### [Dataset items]
┄┄┄┄┄┄┄┄┄┄

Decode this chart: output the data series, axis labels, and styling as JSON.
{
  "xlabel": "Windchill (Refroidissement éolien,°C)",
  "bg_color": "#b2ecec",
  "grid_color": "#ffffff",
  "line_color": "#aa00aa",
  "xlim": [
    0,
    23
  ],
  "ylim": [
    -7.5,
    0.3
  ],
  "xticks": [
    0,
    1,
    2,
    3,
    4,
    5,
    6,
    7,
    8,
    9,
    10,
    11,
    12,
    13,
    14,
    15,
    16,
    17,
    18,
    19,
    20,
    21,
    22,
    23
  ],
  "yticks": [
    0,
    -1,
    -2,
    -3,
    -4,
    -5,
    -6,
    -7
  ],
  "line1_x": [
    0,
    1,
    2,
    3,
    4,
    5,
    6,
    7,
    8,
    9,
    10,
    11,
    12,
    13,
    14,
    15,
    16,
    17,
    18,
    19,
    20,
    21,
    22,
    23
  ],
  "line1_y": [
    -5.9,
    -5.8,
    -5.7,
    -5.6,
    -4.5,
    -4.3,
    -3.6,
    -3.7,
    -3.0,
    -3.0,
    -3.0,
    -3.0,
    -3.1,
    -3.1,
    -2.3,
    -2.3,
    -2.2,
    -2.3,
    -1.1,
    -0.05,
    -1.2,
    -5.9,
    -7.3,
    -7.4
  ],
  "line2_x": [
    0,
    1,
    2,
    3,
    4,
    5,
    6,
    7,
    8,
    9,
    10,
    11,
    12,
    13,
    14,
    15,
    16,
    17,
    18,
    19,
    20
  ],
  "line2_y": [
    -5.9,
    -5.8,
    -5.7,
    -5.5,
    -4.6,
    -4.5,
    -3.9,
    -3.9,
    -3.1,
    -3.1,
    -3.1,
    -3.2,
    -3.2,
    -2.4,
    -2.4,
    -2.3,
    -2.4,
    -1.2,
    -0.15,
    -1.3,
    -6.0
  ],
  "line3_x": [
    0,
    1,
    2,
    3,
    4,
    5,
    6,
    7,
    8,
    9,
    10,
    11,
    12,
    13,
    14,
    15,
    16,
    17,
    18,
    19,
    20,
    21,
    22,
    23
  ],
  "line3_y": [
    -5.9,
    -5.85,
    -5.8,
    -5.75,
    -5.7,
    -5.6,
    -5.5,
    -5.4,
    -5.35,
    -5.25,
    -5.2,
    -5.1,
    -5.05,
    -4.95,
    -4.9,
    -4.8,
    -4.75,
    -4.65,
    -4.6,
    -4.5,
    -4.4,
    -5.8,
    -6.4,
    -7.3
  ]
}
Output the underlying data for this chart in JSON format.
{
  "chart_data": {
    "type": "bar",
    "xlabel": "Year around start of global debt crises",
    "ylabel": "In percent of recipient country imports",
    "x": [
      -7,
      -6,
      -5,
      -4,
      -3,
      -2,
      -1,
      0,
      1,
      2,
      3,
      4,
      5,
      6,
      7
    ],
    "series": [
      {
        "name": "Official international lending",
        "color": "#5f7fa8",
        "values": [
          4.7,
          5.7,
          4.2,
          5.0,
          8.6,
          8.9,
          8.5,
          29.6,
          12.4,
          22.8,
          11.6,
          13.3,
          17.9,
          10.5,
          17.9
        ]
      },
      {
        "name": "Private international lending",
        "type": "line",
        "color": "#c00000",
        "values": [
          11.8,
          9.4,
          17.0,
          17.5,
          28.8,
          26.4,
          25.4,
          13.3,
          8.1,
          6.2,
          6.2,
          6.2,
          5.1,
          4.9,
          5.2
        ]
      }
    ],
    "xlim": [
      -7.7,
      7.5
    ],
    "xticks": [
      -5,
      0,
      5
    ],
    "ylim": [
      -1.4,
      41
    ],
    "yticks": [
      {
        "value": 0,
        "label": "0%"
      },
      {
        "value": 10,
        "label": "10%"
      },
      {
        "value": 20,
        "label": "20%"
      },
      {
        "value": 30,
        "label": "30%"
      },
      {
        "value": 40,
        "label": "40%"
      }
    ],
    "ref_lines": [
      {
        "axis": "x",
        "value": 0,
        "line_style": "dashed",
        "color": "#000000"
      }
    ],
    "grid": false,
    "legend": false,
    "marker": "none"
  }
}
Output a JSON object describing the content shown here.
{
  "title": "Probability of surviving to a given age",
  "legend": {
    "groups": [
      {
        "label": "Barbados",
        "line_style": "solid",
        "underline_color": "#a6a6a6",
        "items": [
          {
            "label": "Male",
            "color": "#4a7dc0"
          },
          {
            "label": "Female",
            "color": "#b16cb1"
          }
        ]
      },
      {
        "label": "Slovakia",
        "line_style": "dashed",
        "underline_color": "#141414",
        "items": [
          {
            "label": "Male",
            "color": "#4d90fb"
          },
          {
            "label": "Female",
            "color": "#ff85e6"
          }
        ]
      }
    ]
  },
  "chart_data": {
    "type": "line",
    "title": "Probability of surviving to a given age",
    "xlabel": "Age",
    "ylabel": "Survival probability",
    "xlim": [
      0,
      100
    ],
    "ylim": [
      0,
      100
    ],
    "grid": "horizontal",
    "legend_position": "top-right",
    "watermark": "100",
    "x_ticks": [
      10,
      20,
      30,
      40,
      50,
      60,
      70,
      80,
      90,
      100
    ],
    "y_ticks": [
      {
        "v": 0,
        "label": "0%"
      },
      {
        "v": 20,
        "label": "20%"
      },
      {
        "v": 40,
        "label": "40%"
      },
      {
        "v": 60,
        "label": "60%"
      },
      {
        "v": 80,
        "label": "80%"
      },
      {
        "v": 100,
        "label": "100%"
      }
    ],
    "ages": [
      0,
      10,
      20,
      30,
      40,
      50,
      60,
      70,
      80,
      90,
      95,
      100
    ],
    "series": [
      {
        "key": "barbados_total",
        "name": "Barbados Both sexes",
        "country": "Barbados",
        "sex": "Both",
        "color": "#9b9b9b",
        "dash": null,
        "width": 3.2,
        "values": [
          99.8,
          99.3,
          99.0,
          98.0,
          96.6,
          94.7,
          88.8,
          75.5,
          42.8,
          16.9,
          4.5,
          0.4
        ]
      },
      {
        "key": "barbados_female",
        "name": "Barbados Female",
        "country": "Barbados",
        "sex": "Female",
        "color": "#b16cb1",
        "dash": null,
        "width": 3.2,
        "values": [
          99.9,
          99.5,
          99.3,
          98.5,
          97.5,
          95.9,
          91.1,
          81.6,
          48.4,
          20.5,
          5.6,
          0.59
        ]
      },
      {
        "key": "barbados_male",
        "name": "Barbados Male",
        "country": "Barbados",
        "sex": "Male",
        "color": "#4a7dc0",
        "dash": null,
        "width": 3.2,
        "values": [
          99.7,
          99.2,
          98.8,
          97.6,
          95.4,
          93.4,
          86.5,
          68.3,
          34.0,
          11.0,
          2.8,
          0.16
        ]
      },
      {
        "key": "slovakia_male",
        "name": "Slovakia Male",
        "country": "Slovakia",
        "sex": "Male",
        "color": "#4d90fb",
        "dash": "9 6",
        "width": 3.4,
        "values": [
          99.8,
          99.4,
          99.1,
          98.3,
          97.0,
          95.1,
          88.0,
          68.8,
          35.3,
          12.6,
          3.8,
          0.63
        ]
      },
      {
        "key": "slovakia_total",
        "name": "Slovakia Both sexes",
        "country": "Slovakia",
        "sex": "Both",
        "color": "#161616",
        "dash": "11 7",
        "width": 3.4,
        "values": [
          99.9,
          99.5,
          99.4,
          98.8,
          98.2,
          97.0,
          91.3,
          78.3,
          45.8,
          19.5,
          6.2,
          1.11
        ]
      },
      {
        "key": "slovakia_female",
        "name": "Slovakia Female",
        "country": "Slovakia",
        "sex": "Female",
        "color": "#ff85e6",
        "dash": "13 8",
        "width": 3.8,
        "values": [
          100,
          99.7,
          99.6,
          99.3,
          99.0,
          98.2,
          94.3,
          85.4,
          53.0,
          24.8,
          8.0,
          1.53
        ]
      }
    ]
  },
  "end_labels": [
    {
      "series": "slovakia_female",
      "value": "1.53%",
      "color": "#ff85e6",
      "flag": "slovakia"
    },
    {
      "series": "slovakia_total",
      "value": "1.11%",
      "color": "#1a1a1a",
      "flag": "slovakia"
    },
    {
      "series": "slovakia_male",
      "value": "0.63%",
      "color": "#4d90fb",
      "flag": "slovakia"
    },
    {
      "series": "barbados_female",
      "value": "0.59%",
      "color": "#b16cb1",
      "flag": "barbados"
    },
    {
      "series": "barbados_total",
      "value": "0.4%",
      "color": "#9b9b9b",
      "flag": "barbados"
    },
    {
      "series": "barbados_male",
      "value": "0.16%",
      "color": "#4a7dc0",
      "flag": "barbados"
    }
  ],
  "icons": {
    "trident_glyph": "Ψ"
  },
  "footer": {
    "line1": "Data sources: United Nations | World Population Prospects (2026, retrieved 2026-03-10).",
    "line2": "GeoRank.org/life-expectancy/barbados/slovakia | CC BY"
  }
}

┄┄┄┄┄┄┄┄┄┄

### [Directive]
Identify each line of the material where the word "surviving" shows up, and copy it.

### [Solution for this exercise]
  "title": "Probability of surviving to a given age",
    "title": "Probability of surviving to a given age",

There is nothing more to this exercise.